── Raw data
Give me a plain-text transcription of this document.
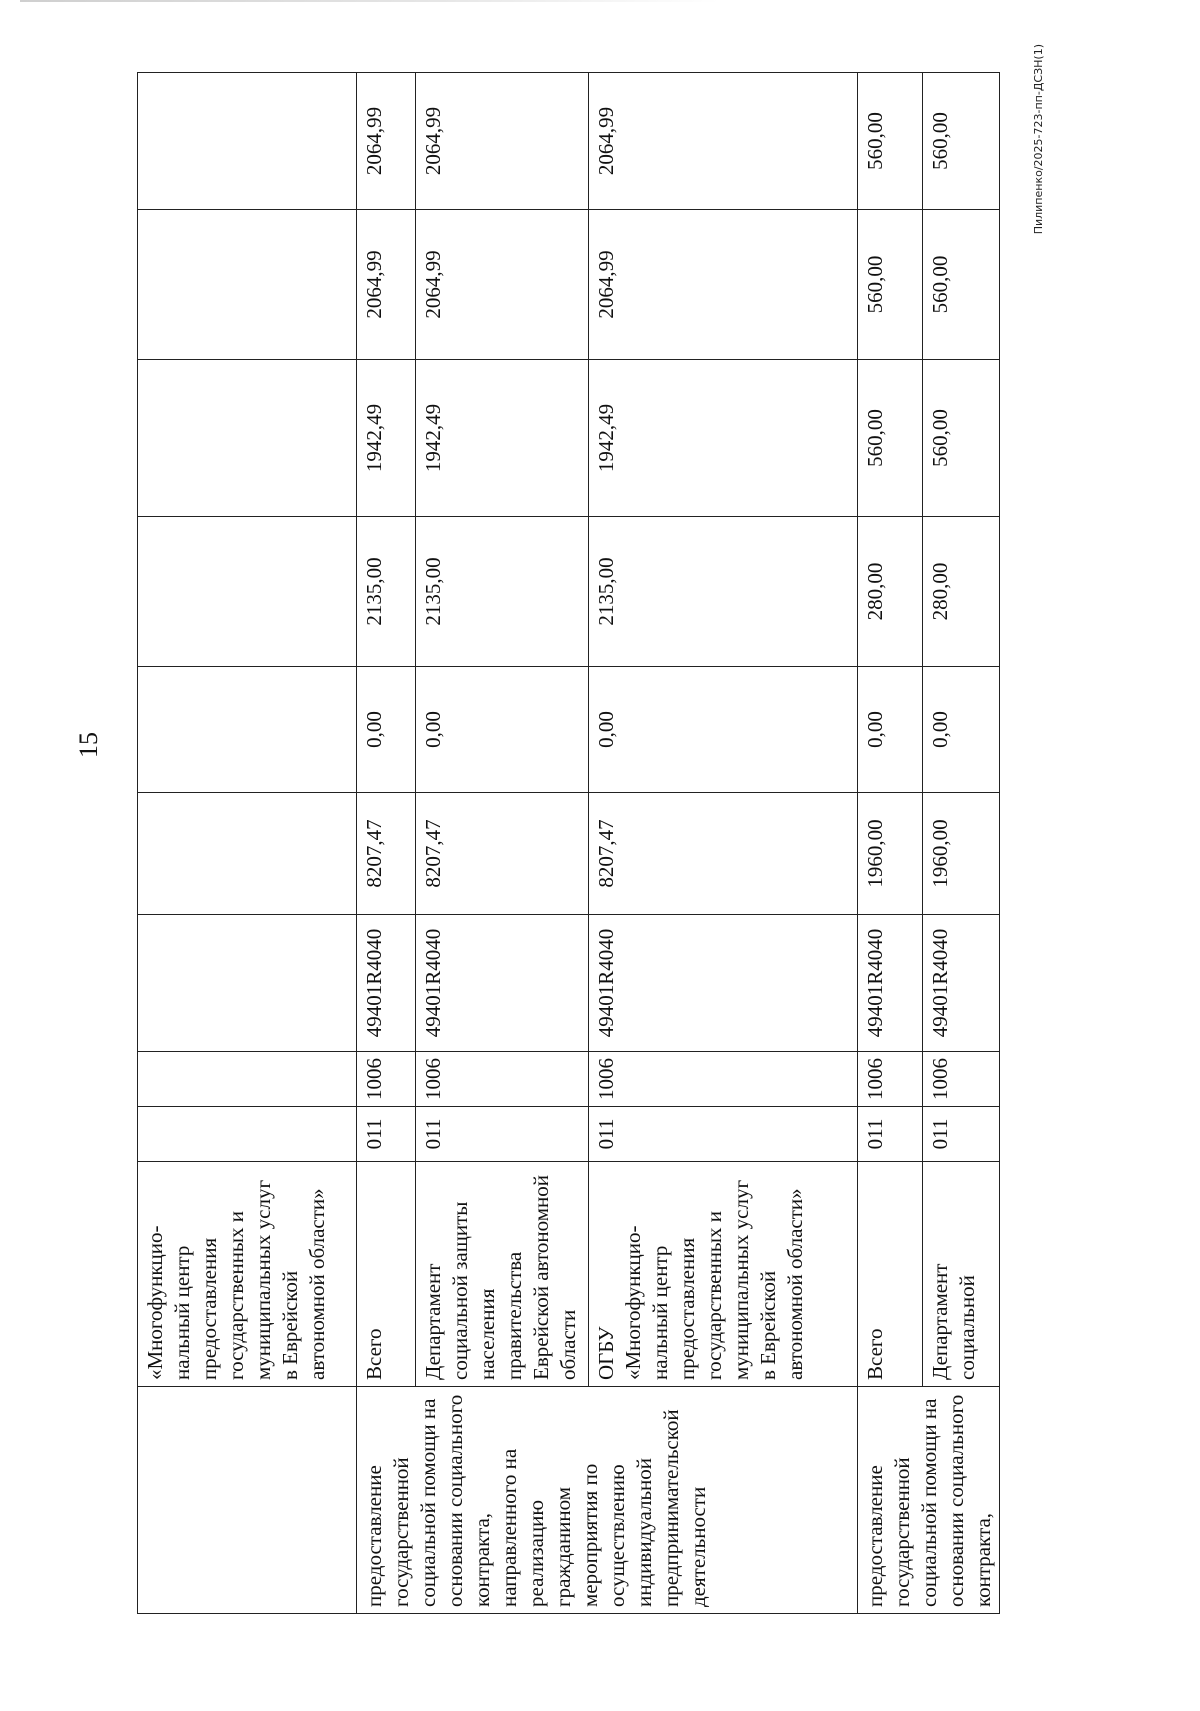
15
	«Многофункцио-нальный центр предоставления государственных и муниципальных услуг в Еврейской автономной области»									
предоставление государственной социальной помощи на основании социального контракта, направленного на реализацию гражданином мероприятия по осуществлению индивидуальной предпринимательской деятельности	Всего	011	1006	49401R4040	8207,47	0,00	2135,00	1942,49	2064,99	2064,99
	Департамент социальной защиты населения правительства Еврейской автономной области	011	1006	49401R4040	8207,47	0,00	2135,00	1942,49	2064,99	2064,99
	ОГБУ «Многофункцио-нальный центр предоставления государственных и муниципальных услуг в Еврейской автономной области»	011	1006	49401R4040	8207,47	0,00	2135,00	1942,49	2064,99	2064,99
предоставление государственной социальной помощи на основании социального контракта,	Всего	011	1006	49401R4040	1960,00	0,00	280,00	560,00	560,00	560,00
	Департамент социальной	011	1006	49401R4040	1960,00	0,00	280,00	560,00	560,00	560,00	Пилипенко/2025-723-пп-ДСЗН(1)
────
── Raw data
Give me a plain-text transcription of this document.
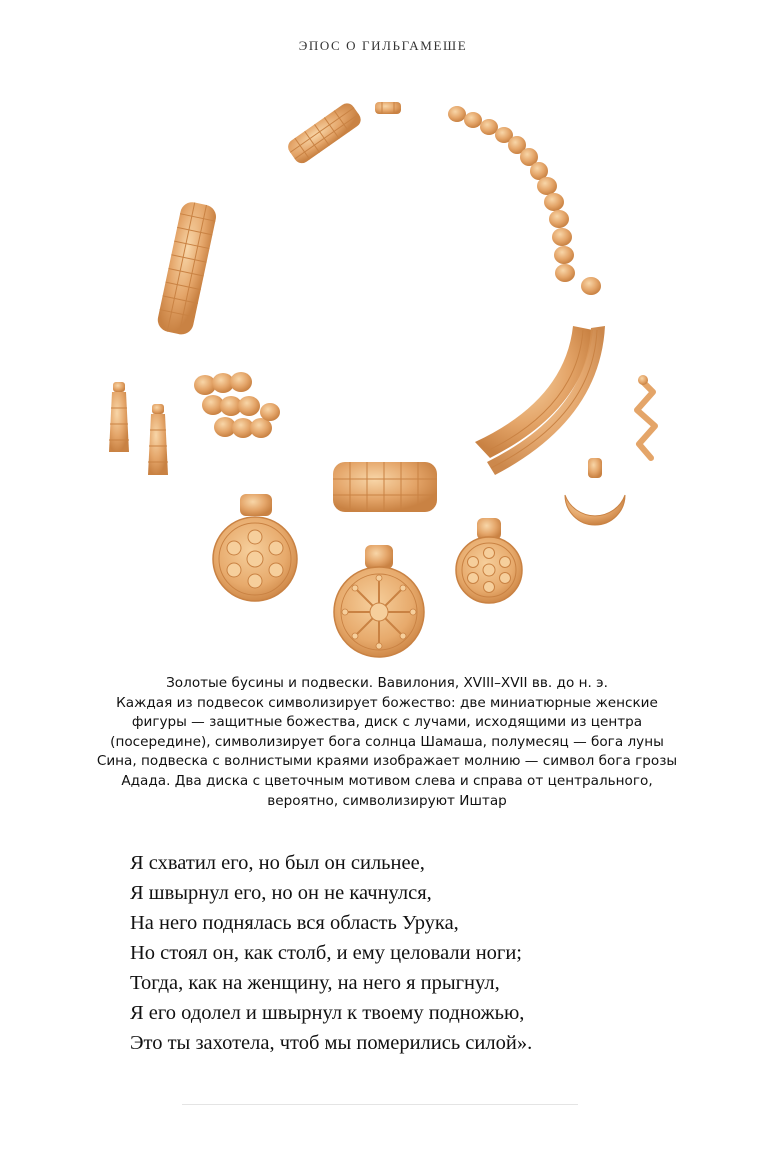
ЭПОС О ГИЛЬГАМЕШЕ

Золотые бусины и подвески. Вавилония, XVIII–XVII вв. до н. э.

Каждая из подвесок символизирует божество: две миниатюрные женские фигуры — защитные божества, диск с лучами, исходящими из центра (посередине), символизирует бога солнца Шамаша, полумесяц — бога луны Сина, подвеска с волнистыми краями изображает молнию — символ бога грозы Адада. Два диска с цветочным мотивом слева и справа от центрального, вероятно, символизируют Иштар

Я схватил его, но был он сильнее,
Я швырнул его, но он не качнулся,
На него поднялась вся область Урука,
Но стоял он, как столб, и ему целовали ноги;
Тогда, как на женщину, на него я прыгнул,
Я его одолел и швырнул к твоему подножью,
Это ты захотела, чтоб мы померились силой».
────
── Raw data
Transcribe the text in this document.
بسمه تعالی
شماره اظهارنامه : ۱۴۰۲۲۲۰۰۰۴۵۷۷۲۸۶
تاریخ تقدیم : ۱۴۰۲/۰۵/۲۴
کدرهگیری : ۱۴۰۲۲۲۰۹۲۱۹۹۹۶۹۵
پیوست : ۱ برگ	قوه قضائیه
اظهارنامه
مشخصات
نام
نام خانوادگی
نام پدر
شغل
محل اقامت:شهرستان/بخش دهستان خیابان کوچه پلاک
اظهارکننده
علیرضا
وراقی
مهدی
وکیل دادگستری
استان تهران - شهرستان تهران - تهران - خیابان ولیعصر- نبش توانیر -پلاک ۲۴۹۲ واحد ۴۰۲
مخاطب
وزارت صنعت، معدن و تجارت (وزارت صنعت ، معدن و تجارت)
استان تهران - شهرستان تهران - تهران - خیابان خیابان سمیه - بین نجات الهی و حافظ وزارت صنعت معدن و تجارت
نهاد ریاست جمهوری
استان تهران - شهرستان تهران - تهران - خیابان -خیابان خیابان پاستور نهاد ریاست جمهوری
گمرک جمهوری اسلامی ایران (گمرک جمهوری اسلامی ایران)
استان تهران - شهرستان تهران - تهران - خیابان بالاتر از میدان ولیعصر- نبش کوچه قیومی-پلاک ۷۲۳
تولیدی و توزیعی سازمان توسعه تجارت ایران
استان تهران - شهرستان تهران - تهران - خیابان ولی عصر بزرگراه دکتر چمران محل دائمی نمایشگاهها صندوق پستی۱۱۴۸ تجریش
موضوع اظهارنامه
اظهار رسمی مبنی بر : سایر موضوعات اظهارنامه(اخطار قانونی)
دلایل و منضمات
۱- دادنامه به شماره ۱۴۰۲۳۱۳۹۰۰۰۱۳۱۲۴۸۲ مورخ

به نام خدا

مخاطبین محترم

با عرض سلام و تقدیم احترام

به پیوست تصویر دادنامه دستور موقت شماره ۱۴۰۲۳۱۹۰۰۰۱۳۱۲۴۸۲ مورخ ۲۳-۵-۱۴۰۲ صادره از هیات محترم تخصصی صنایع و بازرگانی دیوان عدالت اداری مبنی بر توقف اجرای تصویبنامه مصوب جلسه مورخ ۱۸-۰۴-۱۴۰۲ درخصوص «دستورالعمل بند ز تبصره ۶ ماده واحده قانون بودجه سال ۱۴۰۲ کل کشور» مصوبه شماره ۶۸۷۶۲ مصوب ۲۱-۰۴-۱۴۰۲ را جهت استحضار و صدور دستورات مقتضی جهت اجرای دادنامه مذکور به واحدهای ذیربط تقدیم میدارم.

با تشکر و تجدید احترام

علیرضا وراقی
────
Work to do
Pick out all lines from the data above in which the word "контракта" appears.

Result of the task
предоставление государственной социальной помощи на основании социального контракта, направленного на реализацию гражданином мероприятия по осуществлению индивидуальной предпринимательской деятельности	Всего	011	1006	49401R4040	8207,47	0,00	2135,00	1942,49	2064,99	2064,99
предоставление государственной социальной помощи на основании социального контракта,	Всего	011	1006	49401R4040	1960,00	0,00	280,00	560,00	560,00	560,00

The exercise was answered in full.